**Data lines**.
---
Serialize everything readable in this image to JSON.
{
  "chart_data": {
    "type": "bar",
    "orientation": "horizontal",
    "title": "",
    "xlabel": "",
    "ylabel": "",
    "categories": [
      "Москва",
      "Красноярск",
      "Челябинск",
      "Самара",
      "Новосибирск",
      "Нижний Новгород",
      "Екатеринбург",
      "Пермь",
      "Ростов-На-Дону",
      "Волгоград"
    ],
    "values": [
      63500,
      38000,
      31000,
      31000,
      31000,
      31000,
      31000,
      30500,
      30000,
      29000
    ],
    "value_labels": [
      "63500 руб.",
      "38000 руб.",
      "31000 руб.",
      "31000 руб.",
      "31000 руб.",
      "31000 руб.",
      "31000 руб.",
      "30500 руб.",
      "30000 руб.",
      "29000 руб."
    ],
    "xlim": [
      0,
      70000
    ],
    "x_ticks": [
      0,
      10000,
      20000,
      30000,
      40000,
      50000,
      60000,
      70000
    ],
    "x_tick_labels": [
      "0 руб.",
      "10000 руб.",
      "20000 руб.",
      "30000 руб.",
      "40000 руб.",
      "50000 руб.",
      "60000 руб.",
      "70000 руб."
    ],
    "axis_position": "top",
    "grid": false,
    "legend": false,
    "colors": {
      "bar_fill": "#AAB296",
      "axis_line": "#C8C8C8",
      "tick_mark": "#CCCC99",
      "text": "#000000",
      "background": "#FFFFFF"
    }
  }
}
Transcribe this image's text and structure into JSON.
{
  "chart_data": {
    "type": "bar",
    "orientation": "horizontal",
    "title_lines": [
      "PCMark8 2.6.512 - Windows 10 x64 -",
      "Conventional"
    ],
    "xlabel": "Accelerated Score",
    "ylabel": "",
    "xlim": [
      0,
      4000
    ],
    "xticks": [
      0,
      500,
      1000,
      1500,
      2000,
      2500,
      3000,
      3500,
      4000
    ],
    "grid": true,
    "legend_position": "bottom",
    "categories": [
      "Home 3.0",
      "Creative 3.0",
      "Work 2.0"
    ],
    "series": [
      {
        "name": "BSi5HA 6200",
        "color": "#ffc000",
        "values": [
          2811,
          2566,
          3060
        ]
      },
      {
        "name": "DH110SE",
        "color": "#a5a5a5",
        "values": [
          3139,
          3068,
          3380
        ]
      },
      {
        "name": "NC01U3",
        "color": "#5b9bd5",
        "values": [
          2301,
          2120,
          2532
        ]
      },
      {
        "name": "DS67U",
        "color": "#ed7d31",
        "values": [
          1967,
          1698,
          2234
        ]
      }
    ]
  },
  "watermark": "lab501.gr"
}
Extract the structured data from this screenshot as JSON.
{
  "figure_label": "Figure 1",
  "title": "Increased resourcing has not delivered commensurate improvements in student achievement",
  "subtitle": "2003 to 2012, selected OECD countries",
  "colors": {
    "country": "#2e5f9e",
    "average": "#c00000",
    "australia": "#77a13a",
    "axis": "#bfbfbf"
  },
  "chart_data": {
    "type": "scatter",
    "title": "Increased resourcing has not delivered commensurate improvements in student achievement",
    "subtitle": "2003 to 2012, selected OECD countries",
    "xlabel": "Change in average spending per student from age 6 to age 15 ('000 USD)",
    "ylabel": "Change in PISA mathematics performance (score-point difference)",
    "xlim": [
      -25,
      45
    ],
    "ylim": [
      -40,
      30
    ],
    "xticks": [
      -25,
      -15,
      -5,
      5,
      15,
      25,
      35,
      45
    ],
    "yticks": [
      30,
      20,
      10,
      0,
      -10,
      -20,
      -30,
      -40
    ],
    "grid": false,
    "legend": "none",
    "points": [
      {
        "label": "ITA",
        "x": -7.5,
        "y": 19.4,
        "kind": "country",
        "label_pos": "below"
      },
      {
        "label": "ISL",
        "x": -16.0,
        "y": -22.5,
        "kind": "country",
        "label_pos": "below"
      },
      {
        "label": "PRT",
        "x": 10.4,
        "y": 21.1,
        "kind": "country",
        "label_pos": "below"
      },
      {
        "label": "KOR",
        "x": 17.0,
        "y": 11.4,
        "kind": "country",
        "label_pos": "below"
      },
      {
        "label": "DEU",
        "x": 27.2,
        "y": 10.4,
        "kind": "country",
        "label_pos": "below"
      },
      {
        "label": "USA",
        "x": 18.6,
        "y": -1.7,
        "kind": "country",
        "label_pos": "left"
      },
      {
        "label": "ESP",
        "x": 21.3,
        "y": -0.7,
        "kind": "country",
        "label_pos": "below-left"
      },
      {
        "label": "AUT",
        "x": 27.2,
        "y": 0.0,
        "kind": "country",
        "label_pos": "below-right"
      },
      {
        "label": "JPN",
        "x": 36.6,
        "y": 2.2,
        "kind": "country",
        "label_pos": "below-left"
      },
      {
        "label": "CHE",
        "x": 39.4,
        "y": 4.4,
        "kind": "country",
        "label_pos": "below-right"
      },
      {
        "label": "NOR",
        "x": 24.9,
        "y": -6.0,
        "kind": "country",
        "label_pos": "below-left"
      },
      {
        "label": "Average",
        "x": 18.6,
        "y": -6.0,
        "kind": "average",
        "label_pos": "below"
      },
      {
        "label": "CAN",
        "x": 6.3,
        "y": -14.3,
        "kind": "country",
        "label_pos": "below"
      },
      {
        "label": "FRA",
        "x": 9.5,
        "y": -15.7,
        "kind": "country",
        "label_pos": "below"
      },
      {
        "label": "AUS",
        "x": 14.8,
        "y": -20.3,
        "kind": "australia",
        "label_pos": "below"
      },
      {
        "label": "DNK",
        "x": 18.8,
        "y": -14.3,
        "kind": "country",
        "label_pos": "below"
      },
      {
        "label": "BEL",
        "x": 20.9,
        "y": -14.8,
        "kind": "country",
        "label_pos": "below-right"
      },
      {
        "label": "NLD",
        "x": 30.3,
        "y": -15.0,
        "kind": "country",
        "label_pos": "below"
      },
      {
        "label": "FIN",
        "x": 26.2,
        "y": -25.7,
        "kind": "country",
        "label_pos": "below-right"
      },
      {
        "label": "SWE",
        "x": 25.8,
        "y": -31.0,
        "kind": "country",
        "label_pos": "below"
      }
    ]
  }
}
---
**Exercise**.
Copy each line of the data that contains the word "this".

**Written response**.
Serialize everything readable in this image to JSON.
Transcribe this image's text and structure into JSON.
Extract the structured data from this screenshot as JSON.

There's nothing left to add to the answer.